# [Set task]
Reproduce each of the following items line for line, without any changes.

(Spatial annotation records)

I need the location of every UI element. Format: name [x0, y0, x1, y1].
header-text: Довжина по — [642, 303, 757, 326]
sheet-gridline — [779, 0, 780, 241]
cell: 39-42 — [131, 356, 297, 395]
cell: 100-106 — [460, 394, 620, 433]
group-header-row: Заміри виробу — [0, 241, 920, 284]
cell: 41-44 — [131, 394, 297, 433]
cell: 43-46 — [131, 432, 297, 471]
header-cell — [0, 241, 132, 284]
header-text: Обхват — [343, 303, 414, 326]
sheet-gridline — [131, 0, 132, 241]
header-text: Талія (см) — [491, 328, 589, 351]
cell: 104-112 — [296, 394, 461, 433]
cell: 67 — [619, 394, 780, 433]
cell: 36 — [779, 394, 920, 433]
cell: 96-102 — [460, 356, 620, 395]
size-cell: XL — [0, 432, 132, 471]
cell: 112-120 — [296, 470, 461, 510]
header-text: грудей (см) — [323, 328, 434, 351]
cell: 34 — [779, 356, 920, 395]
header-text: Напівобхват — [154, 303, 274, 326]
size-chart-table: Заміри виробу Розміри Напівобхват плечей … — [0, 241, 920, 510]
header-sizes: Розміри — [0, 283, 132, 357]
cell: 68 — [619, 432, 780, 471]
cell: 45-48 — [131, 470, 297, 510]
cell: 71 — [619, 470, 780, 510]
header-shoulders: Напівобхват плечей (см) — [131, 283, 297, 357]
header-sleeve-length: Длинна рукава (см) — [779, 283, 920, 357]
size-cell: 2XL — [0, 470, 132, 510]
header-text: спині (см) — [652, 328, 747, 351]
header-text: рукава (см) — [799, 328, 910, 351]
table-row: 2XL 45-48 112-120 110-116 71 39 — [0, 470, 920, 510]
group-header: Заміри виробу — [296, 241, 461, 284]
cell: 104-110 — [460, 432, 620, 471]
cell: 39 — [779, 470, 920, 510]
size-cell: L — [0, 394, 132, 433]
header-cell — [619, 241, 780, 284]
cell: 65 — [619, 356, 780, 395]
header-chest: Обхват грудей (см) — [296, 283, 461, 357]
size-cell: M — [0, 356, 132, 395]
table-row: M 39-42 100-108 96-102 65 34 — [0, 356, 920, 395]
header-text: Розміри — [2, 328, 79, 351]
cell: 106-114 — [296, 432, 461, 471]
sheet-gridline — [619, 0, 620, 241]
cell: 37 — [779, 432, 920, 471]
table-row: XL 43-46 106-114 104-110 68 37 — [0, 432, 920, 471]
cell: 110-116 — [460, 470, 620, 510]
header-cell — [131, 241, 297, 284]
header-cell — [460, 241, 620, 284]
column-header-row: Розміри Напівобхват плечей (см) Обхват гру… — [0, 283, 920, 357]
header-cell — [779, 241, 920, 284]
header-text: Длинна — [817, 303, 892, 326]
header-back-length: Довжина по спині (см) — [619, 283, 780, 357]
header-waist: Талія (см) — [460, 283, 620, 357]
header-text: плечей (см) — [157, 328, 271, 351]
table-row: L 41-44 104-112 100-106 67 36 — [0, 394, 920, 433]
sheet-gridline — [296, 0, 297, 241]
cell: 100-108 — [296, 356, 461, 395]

# [Exercise result]
I need the location of every UI element. Format: name [x0, y0, x1, y1].
header-text: Довжина по — [642, 303, 757, 326]
sheet-gridline — [779, 0, 780, 241]
cell: 39-42 — [131, 356, 297, 395]
cell: 100-106 — [460, 394, 620, 433]
group-header-row: Заміри виробу — [0, 241, 920, 284]
cell: 41-44 — [131, 394, 297, 433]
cell: 43-46 — [131, 432, 297, 471]
header-cell — [0, 241, 132, 284]
header-text: Обхват — [343, 303, 414, 326]
sheet-gridline — [131, 0, 132, 241]
header-text: Талія (см) — [491, 328, 589, 351]
cell: 104-112 — [296, 394, 461, 433]
cell: 67 — [619, 394, 780, 433]
cell: 36 — [779, 394, 920, 433]
cell: 96-102 — [460, 356, 620, 395]
size-cell: XL — [0, 432, 132, 471]
cell: 112-120 — [296, 470, 461, 510]
header-text: грудей (см) — [323, 328, 434, 351]
cell: 34 — [779, 356, 920, 395]
header-text: Напівобхват — [154, 303, 274, 326]
size-chart-table: Заміри виробу Розміри Напівобхват плечей … — [0, 241, 920, 510]
header-sizes: Розміри — [0, 283, 132, 357]
cell: 68 — [619, 432, 780, 471]
cell: 45-48 — [131, 470, 297, 510]
cell: 71 — [619, 470, 780, 510]
header-shoulders: Напівобхват плечей (см) — [131, 283, 297, 357]
header-sleeve-length: Длинна рукава (см) — [779, 283, 920, 357]
size-cell: 2XL — [0, 470, 132, 510]
header-text: спині (см) — [652, 328, 747, 351]
header-text: рукава (см) — [799, 328, 910, 351]
table-row: 2XL 45-48 112-120 110-116 71 39 — [0, 470, 920, 510]
group-header: Заміри виробу — [296, 241, 461, 284]
cell: 104-110 — [460, 432, 620, 471]
cell: 39 — [779, 470, 920, 510]
size-cell: L — [0, 394, 132, 433]
header-cell — [619, 241, 780, 284]
cell: 65 — [619, 356, 780, 395]
header-chest: Обхват грудей (см) — [296, 283, 461, 357]
size-cell: M — [0, 356, 132, 395]
table-row: M 39-42 100-108 96-102 65 34 — [0, 356, 920, 395]
header-text: Розміри — [2, 328, 79, 351]
cell: 106-114 — [296, 432, 461, 471]
sheet-gridline — [619, 0, 620, 241]
cell: 37 — [779, 432, 920, 471]
table-row: XL 43-46 106-114 104-110 68 37 — [0, 432, 920, 471]
cell: 110-116 — [460, 470, 620, 510]
header-cell — [131, 241, 297, 284]
header-cell — [460, 241, 620, 284]
column-header-row: Розміри Напівобхват плечей (см) Обхват гру… — [0, 283, 920, 357]
header-cell — [779, 241, 920, 284]
header-text: Длинна — [817, 303, 892, 326]
header-back-length: Довжина по спині (см) — [619, 283, 780, 357]
header-waist: Талія (см) — [460, 283, 620, 357]
header-text: плечей (см) — [157, 328, 271, 351]
table-row: L 41-44 104-112 100-106 67 36 — [0, 394, 920, 433]
sheet-gridline — [296, 0, 297, 241]
cell: 100-108 — [296, 356, 461, 395]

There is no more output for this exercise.